- _What to work on_:
Return every line of the data exactly as it stands.

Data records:
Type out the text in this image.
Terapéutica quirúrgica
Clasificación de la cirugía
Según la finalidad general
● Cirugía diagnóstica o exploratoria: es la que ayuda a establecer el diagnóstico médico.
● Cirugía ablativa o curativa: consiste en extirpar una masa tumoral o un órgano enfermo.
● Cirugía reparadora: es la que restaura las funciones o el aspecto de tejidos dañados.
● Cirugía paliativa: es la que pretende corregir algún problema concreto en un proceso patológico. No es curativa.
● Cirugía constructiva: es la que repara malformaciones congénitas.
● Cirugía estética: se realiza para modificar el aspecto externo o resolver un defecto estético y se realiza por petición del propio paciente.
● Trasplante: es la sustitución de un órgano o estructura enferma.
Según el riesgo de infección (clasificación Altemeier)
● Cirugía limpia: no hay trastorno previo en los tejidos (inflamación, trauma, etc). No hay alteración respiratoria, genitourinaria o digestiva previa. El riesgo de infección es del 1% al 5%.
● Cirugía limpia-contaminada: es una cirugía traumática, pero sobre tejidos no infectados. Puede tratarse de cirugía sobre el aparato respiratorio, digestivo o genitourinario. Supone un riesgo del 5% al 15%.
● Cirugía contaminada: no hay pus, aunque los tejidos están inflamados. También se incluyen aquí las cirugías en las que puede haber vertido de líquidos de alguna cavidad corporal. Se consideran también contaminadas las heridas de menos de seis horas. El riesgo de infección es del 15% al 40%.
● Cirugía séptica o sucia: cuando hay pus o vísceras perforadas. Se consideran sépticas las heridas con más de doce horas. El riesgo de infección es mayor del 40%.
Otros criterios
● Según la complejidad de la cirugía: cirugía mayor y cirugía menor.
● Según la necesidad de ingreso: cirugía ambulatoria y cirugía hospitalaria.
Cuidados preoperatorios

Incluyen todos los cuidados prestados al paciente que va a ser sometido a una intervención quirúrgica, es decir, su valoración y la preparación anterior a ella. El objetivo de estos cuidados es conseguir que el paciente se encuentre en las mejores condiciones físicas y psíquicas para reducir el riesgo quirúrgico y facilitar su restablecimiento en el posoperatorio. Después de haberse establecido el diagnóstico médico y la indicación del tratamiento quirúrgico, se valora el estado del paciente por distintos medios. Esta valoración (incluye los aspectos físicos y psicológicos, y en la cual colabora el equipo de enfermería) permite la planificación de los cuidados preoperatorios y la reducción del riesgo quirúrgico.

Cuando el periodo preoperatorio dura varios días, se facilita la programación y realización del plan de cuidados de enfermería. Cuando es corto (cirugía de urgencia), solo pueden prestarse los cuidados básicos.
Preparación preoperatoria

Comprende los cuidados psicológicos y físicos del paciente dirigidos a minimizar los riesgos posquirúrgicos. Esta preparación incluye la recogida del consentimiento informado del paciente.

- _Answer section_:
Type out the text in this image.
Terapéutica quirúrgica
Clasificación de la cirugía
Según la finalidad general
● Cirugía diagnóstica o exploratoria: es la que ayuda a establecer el diagnóstico médico.
● Cirugía ablativa o curativa: consiste en extirpar una masa tumoral o un órgano enfermo.
● Cirugía reparadora: es la que restaura las funciones o el aspecto de tejidos dañados.
● Cirugía paliativa: es la que pretende corregir algún problema concreto en un proceso patológico. No es curativa.
● Cirugía constructiva: es la que repara malformaciones congénitas.
● Cirugía estética: se realiza para modificar el aspecto externo o resolver un defecto estético y se realiza por petición del propio paciente.
● Trasplante: es la sustitución de un órgano o estructura enferma.
Según el riesgo de infección (clasificación Altemeier)
● Cirugía limpia: no hay trastorno previo en los tejidos (inflamación, trauma, etc). No hay alteración respiratoria, genitourinaria o digestiva previa. El riesgo de infección es del 1% al 5%.
● Cirugía limpia-contaminada: es una cirugía traumática, pero sobre tejidos no infectados. Puede tratarse de cirugía sobre el aparato respiratorio, digestivo o genitourinario. Supone un riesgo del 5% al 15%.
● Cirugía contaminada: no hay pus, aunque los tejidos están inflamados. También se incluyen aquí las cirugías en las que puede haber vertido de líquidos de alguna cavidad corporal. Se consideran también contaminadas las heridas de menos de seis horas. El riesgo de infección es del 15% al 40%.
● Cirugía séptica o sucia: cuando hay pus o vísceras perforadas. Se consideran sépticas las heridas con más de doce horas. El riesgo de infección es mayor del 40%.
Otros criterios
● Según la complejidad de la cirugía: cirugía mayor y cirugía menor.
● Según la necesidad de ingreso: cirugía ambulatoria y cirugía hospitalaria.
Cuidados preoperatorios

Incluyen todos los cuidados prestados al paciente que va a ser sometido a una intervención quirúrgica, es decir, su valoración y la preparación anterior a ella. El objetivo de estos cuidados es conseguir que el paciente se encuentre en las mejores condiciones físicas y psíquicas para reducir el riesgo quirúrgico y facilitar su restablecimiento en el posoperatorio. Después de haberse establecido el diagnóstico médico y la indicación del tratamiento quirúrgico, se valora el estado del paciente por distintos medios. Esta valoración (incluye los aspectos físicos y psicológicos, y en la cual colabora el equipo de enfermería) permite la planificación de los cuidados preoperatorios y la reducción del riesgo quirúrgico.

Cuando el periodo preoperatorio dura varios días, se facilita la programación y realización del plan de cuidados de enfermería. Cuando es corto (cirugía de urgencia), solo pueden prestarse los cuidados básicos.
Preparación preoperatoria

Comprende los cuidados psicológicos y físicos del paciente dirigidos a minimizar los riesgos posquirúrgicos. Esta preparación incluye la recogida del consentimiento informado del paciente.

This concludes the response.